Below are the records. List every line holding the word "uzupełnienia".
** BEGIN ITEMS **
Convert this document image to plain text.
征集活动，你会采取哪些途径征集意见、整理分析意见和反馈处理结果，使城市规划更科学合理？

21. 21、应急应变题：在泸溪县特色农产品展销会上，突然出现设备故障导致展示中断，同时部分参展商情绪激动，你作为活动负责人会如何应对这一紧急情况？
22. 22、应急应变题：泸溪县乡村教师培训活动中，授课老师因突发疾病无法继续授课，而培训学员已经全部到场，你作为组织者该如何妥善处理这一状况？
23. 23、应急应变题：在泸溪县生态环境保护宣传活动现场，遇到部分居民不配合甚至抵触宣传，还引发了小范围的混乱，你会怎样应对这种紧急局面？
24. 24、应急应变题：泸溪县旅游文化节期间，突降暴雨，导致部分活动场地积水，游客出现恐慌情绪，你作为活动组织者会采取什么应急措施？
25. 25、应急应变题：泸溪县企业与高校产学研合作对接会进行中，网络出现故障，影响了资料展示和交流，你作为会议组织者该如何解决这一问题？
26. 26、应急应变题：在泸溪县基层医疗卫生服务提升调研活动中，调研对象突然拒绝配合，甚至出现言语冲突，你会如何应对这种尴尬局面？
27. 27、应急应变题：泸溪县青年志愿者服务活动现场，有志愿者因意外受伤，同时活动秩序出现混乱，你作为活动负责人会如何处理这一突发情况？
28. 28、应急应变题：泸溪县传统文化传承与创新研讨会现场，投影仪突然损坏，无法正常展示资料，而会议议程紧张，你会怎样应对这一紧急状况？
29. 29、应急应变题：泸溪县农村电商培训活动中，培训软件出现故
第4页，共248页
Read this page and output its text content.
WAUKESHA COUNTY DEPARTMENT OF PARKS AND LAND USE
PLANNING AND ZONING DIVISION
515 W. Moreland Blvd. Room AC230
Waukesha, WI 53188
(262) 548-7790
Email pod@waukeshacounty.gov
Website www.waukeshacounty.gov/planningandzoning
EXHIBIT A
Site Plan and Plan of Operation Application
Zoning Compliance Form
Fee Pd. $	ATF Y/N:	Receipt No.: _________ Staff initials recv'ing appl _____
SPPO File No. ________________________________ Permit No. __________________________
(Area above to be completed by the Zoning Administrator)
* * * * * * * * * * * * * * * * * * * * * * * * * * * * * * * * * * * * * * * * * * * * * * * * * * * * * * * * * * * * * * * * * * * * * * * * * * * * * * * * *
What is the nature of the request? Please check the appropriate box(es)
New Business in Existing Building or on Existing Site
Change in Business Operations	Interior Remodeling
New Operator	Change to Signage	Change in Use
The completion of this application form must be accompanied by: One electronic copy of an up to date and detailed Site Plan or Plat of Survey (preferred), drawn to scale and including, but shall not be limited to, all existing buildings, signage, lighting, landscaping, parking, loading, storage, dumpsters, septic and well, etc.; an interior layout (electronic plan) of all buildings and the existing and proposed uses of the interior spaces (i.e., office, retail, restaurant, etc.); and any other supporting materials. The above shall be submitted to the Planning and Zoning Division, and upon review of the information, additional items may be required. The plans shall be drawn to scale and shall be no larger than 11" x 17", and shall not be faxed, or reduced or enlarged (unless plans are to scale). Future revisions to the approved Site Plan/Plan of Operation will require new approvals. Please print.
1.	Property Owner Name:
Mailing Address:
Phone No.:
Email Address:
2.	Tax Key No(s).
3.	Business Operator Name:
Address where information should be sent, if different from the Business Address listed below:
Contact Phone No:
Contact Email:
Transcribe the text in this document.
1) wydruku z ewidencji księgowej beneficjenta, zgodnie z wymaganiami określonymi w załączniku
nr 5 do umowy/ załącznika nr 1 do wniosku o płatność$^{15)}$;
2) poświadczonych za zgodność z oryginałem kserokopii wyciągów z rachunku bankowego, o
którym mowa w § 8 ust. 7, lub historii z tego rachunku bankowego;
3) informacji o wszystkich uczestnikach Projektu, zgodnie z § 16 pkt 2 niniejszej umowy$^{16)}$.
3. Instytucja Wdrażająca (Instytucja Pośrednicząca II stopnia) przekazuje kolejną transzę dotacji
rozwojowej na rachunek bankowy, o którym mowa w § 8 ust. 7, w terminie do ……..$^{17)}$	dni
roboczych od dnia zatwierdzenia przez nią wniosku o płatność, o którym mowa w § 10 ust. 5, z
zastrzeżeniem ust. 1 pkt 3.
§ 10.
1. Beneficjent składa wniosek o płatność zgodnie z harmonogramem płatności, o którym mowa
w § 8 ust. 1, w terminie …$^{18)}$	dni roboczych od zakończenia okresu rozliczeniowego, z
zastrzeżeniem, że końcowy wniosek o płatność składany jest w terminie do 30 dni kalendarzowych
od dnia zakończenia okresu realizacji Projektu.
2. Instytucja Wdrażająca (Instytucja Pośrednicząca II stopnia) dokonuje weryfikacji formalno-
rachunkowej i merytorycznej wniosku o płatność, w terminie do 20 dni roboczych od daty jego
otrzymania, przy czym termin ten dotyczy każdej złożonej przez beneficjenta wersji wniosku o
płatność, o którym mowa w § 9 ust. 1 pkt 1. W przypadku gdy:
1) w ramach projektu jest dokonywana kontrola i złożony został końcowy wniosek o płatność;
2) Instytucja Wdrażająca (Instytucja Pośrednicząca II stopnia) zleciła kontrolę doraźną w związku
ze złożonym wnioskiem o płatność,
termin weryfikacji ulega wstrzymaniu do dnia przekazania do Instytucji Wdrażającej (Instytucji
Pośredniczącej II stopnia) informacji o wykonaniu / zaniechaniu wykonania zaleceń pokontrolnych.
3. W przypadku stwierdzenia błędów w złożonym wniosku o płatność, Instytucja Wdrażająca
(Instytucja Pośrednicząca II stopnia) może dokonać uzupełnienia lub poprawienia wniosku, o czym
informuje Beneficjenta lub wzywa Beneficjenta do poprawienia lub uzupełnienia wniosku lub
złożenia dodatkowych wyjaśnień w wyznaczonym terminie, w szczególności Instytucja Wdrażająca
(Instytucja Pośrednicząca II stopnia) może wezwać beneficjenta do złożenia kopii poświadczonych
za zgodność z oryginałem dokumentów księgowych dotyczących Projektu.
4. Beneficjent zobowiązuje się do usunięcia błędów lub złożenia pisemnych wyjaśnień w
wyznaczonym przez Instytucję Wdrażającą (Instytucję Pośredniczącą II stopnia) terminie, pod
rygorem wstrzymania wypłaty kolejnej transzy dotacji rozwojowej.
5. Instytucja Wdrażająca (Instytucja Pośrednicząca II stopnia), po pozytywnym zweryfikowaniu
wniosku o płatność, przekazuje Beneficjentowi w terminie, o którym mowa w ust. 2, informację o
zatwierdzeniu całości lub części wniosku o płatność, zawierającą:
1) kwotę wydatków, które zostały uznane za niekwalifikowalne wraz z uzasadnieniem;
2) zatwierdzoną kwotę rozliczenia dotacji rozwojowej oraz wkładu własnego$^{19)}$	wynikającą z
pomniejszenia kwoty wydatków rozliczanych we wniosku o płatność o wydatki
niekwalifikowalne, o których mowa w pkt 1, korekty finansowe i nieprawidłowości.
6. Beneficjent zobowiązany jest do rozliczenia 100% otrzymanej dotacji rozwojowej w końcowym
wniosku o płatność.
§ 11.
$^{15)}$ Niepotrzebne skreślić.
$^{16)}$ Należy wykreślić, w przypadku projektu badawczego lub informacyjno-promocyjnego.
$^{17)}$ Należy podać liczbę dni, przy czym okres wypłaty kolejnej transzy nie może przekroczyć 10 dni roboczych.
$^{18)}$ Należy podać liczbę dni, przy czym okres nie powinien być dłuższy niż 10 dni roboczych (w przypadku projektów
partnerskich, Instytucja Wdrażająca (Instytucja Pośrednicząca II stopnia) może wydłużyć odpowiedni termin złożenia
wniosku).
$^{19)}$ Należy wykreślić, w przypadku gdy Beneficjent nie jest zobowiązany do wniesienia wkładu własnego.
** END ITEMS **
OUTPUT FOR THIS EXERCISE:
(Instytucja Pośrednicząca II stopnia) może dokonać uzupełnienia lub poprawienia wniosku, o czym
informuje Beneficjenta lub wzywa Beneficjenta do poprawienia lub uzupełnienia wniosku lub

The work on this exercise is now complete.